Data excerpts

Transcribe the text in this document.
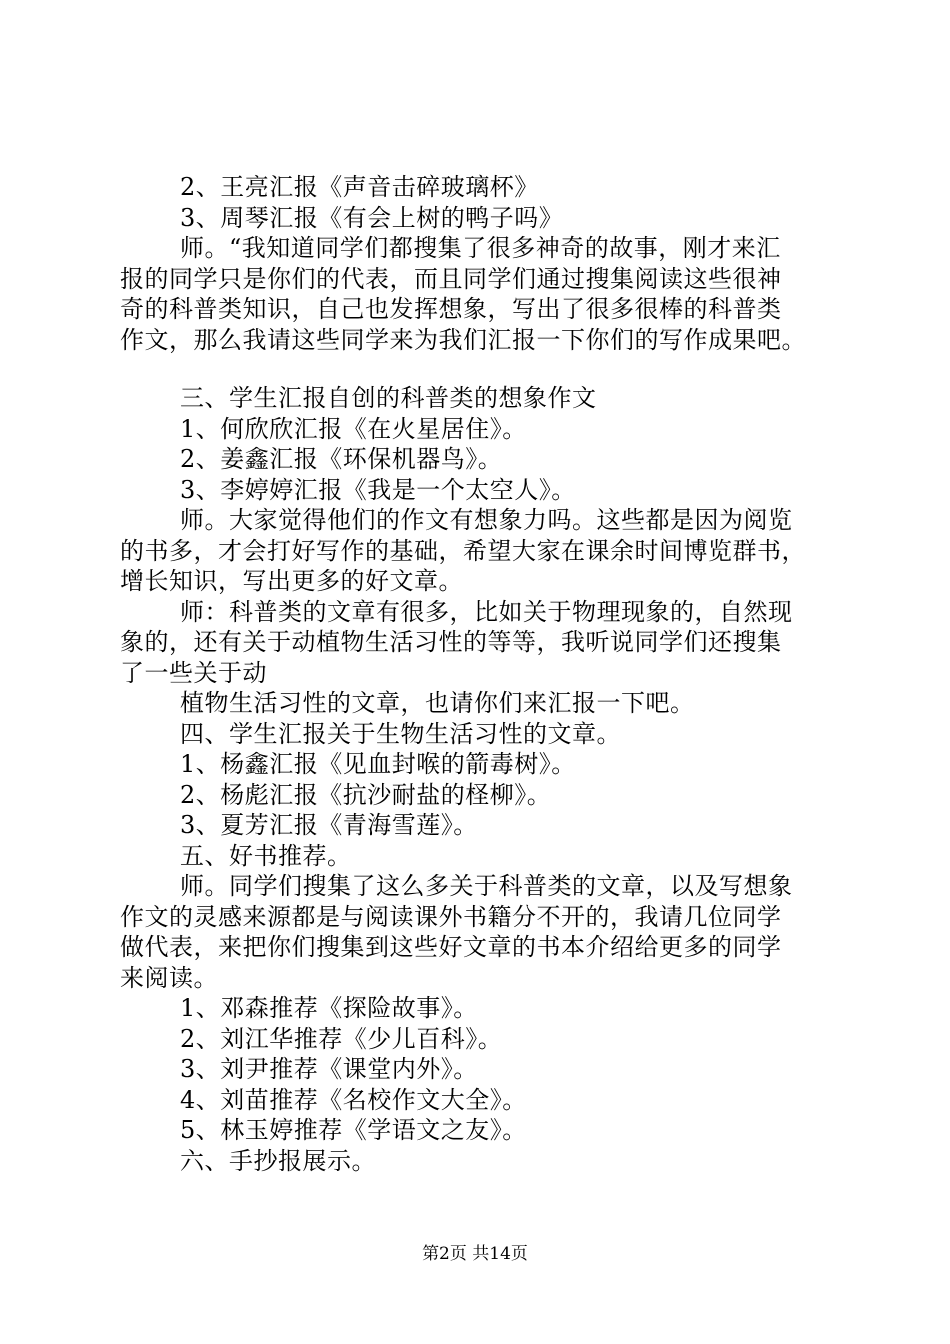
2、王亮汇报《声音击碎玻璃杯》
3、周琴汇报《有会上树的鸭子吗》
师。“我知道同学们都搜集了很多神奇的故事，刚才来汇
报的同学只是你们的代表，而且同学们通过搜集阅读这些很神
奇的科普类知识，自己也发挥想象，写出了很多很棒的科普类
作文，那么我请这些同学来为我们汇报一下你们的写作成果吧。
三、学生汇报自创的科普类的想象作文
1、何欣欣汇报《在火星居住》。
2、姜鑫汇报《环保机器鸟》。
3、李婷婷汇报《我是一个太空人》。
师。大家觉得他们的作文有想象力吗。这些都是因为阅览
的书多，才会打好写作的基础，希望大家在课余时间博览群书，
增长知识，写出更多的好文章。
师：科普类的文章有很多，比如关于物理现象的，自然现
象的，还有关于动植物生活习性的等等，我听说同学们还搜集
了一些关于动
植物生活习性的文章，也请你们来汇报一下吧。
四、学生汇报关于生物生活习性的文章。
1、杨鑫汇报《见血封喉的箭毒树》。
2、杨彪汇报《抗沙耐盐的柽柳》。
3、夏芳汇报《青海雪莲》。
五、好书推荐。
师。同学们搜集了这么多关于科普类的文章，以及写想象
作文的灵感来源都是与阅读课外书籍分不开的，我请几位同学
做代表，来把你们搜集到这些好文章的书本介绍给更多的同学
来阅读。
1、邓森推荐《探险故事》。
2、刘江华推荐《少儿百科》。
3、刘尹推荐《课堂内外》。
4、刘苗推荐《名校作文大全》。
5、林玉婷推荐《学语文之友》。
六、手抄报展示。
第2页 共14页
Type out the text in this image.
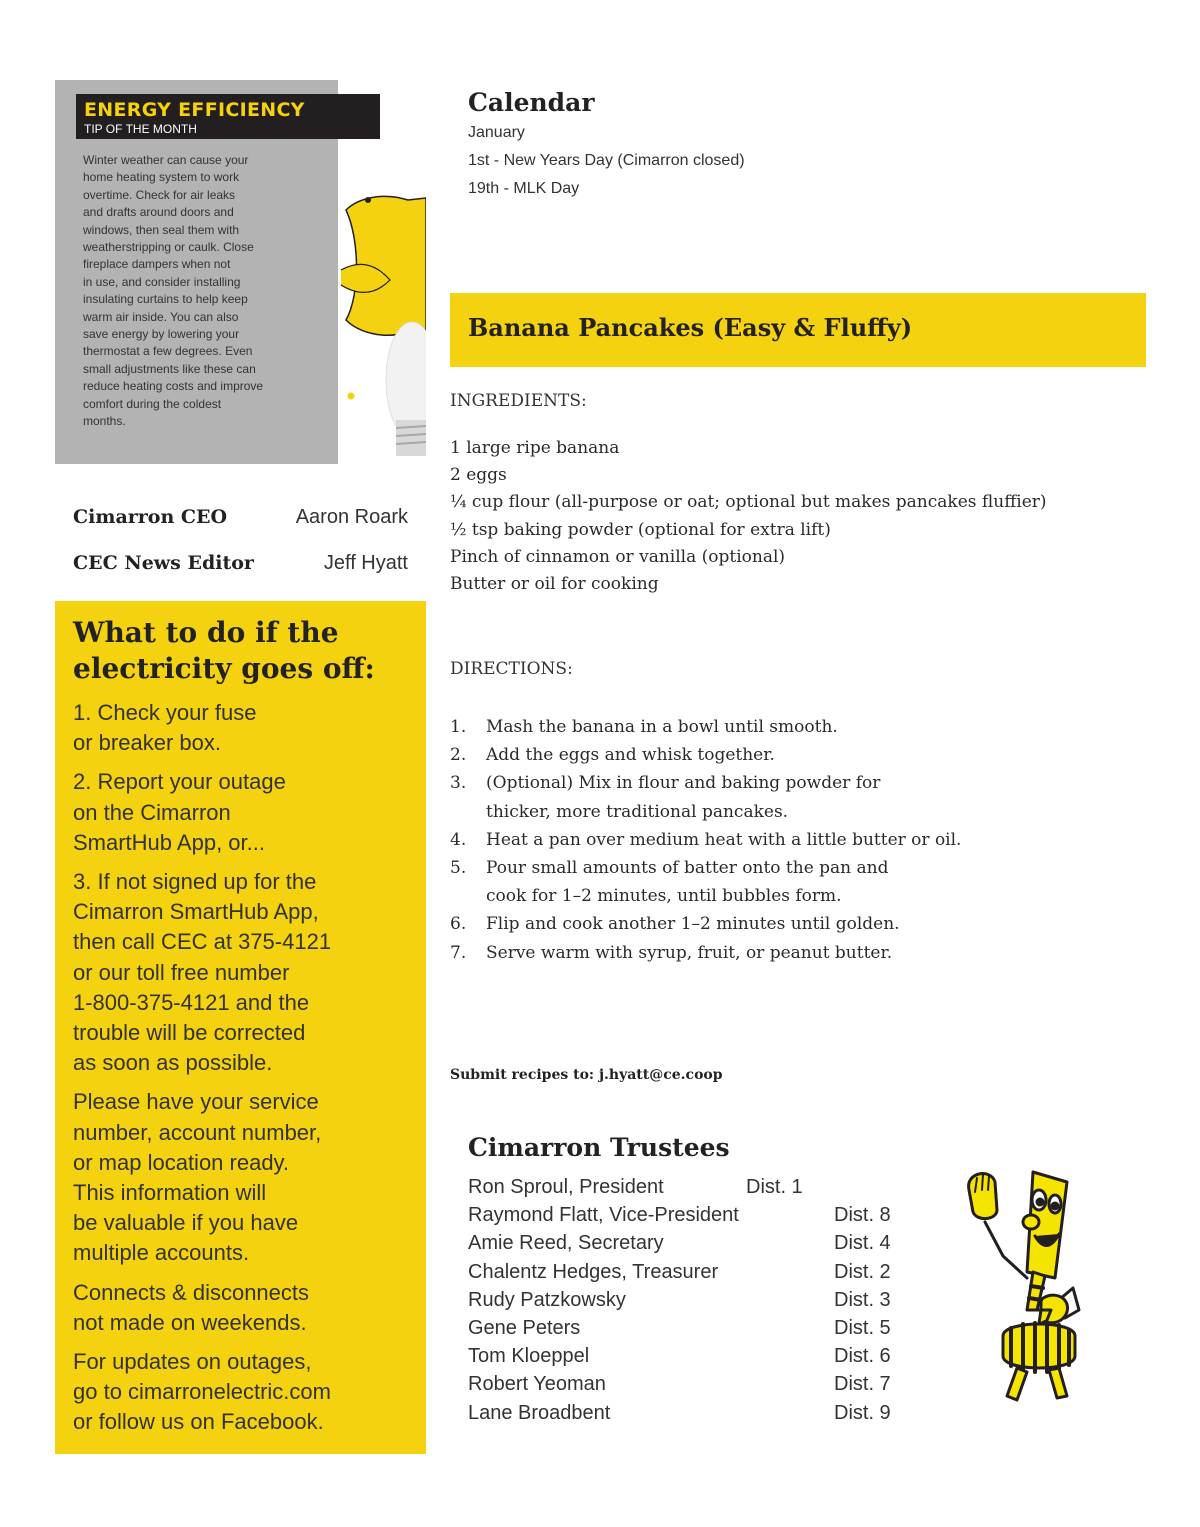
Winter weather can cause your
home heating system to work
overtime. Check for air leaks
and drafts around doors and
windows, then seal them with
weatherstripping or caulk. Close
fireplace dampers when not
in use, and consider installing
insulating curtains to help keep
warm air inside. You can also
save energy by lowering your
thermostat a few degrees. Even
small adjustments like these can
reduce heating costs and improve
comfort during the coldest
months.
ENERGY EFFICIENCY
TIP OF THE MONTH
Cimarron CEO	Aaron Roark
CEC News Editor	Jeff Hyatt
What to do if the electricity goes off:

1. Check your fuse
or breaker box.

2. Report your outage
on the Cimarron
SmartHub App, or...

3. If not signed up for the
Cimarron SmartHub App,
then call CEC at 375-4121
or our toll free number
1-800-375-4121 and the
trouble will be corrected
as soon as possible.

Please have your service
number, account number,
or map location ready.
This information will
be valuable if you have
multiple accounts.

Connects & disconnects
not made on weekends.

For updates on outages,
go to cimarronelectric.com
or follow us on Facebook.

Calendar
January
1st - New Years Day (Cimarron closed)
19th - MLK Day
Banana Pancakes (Easy & Fluffy)
INGREDIENTS:
1 large ripe banana
2 eggs
¼ cup flour (all-purpose or oat; optional but makes pancakes fluffier)
½ tsp baking powder (optional for extra lift)
Pinch of cinnamon or vanilla (optional)
Butter or oil for cooking
DIRECTIONS:
1. Mash the banana in a bowl until smooth.
2. Add the eggs and whisk together.
3. (Optional) Mix in flour and baking powder for thicker, more traditional pancakes.
4. Heat a pan over medium heat with a little butter or oil.
5. Pour small amounts of batter onto the pan and cook for 1–2 minutes, until bubbles form.
6. Flip and cook another 1–2 minutes until golden.
7. Serve warm with syrup, fruit, or peanut butter.
Submit recipes to: j.hyatt@ce.coop
Cimarron Trustees
Ron Sproul, President	Dist. 1
Raymond Flatt, Vice-President	Dist. 8
Amie Reed, Secretary	Dist. 4
Chalentz Hedges, Treasurer	Dist. 2
Rudy Patzkowsky	Dist. 3
Gene Peters	Dist. 5
Tom Kloeppel	Dist. 6
Robert Yeoman	Dist. 7
Lane Broadbent	Dist. 9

WORK TO BE COMPLETED:
Find every line in the records above that holds the word "text", and copy each one.

SOLVED PROBLEM:
Transcribe the text in this document.
Type out the text in this image.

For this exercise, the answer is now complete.